■ **Given instruction**
Scan the entries below. List each line with "progress".
┄┄┄┄┄┄┄┄┄┄┄┄┄┄┄┄┄┄┄┄
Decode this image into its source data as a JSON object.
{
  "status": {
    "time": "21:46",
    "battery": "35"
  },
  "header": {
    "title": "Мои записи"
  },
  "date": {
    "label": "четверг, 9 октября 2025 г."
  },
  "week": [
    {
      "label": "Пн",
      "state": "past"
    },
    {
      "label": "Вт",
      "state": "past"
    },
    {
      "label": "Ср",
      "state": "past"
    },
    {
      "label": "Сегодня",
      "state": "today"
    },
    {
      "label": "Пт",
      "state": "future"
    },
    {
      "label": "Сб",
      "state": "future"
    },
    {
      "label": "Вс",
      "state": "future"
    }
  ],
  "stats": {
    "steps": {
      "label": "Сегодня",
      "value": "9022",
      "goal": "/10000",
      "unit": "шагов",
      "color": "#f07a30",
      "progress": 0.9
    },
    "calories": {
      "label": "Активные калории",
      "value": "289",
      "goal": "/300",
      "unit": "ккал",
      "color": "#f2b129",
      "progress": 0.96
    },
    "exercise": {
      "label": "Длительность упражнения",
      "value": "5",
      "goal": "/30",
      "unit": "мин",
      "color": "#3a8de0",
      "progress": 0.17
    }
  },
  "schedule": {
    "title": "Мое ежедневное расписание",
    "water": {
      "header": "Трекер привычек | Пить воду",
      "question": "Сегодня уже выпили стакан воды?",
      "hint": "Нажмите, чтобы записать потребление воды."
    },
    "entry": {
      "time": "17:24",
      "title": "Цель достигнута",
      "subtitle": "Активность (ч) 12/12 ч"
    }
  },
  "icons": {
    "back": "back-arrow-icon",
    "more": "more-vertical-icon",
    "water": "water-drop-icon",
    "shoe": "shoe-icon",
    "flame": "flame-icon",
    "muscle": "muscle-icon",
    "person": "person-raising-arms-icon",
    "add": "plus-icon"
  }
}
┄┄┄┄┄┄┄┄┄┄┄┄┄┄┄┄┄┄┄┄
■ **Final result**
      "progress": 0.9
      "progress": 0.96
      "progress": 0.17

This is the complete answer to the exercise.